◆ PROBLEM STATEMENT
Convert the data from the line containing "Detect and localize" through the line containing "bars [309,20,894,614]" into a numbered list, omitting blank lines. Begin at the line that has "Detect and localize" and stop after the line that has "bars [309,20,894,614]".

◆ SOURCE DATA
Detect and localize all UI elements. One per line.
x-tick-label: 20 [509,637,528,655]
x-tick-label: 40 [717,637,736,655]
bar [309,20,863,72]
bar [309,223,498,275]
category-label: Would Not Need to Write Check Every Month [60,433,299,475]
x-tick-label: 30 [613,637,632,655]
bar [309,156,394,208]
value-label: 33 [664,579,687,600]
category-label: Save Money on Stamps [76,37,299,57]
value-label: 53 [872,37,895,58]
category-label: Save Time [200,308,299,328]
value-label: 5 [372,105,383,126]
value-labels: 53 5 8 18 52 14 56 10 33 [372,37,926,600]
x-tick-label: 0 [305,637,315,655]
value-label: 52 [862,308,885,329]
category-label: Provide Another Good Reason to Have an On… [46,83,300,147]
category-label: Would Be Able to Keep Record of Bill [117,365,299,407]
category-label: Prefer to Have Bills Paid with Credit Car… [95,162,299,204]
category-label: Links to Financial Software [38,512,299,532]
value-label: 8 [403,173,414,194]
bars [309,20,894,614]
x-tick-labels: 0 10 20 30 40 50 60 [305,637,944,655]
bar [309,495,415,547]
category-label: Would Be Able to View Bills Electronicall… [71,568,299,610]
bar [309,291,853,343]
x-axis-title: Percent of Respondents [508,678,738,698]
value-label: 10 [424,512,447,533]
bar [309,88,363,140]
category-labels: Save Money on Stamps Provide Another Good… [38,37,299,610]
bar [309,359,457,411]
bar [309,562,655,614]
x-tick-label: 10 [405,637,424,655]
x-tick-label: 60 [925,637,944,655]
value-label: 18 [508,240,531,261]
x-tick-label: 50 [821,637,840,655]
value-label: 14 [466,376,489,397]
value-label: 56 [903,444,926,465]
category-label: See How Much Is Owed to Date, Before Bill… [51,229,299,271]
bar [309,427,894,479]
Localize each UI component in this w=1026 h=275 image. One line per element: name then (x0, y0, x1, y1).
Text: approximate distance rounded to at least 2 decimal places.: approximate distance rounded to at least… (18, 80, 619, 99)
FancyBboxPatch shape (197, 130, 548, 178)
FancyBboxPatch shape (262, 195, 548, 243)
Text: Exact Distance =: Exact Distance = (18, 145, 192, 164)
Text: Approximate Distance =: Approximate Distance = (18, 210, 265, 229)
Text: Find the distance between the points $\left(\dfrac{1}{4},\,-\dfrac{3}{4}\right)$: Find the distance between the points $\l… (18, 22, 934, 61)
* * *
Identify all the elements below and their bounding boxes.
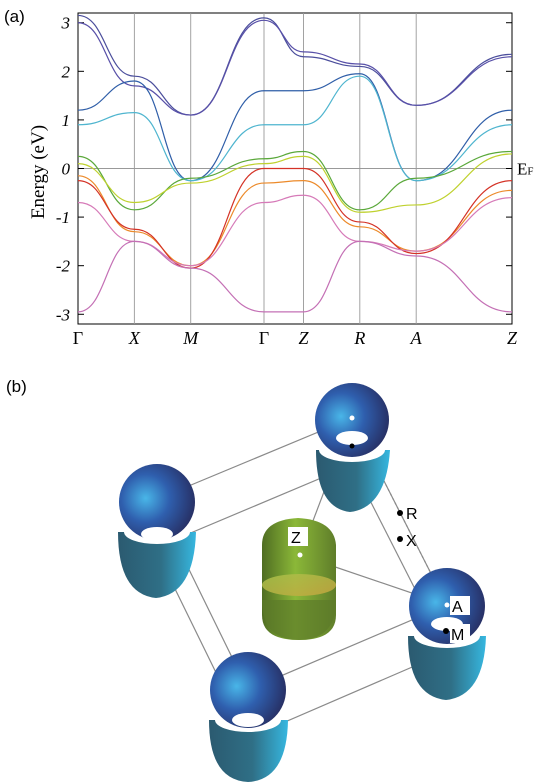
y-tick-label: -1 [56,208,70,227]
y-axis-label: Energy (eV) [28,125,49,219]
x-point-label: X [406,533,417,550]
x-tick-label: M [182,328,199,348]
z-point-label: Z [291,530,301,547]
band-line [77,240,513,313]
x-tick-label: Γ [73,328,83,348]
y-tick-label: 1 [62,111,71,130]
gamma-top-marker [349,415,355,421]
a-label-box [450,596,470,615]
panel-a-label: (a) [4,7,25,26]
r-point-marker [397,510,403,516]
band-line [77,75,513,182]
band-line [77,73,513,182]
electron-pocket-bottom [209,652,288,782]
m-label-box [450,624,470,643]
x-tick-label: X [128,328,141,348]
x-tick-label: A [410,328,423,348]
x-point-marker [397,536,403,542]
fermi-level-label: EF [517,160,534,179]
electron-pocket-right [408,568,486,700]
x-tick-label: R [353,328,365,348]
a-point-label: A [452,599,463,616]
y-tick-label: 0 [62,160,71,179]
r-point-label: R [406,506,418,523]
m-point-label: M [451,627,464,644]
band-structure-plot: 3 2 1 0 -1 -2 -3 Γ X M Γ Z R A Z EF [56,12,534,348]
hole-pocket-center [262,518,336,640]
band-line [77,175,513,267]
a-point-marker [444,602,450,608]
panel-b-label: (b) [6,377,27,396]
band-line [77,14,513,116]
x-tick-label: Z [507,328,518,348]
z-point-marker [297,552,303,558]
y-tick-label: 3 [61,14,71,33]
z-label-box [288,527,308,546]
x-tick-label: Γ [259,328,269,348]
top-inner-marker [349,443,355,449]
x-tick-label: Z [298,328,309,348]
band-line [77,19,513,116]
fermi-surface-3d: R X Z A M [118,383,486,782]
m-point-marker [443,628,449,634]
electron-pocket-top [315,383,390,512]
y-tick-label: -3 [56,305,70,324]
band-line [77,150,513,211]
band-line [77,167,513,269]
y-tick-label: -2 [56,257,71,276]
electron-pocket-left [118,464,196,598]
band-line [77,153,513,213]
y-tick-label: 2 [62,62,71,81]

◆ RESPONSE
1. Detect and localize all UI elements. One per line.
2. x-tick-label: 20 [509,637,528,655]
3. x-tick-label: 40 [717,637,736,655]
4. bar [309,20,863,72]
5. bar [309,223,498,275]
6. category-label: Would Not Need to Write Check Every Month [60,433,299,475]
7. x-tick-label: 30 [613,637,632,655]
8. bar [309,156,394,208]
9. value-label: 33 [664,579,687,600]
10. category-label: Save Money on Stamps [76,37,299,57]
11. value-label: 53 [872,37,895,58]
12. category-label: Save Time [200,308,299,328]
13. value-label: 5 [372,105,383,126]
14. value-labels: 53 5 8 18 52 14 56 10 33 [372,37,926,600]
15. x-tick-label: 0 [305,637,315,655]
16. value-label: 52 [862,308,885,329]
17. category-label: Provide Another Good Reason to Have an On… [46,83,300,147]
18. category-label: Would Be Able to Keep Record of Bill [117,365,299,407]
19. category-label: Prefer to Have Bills Paid with Credit Car… [95,162,299,204]
20. category-label: Links to Financial Software [38,512,299,532]
21. value-label: 8 [403,173,414,194]
22. bars [309,20,894,614]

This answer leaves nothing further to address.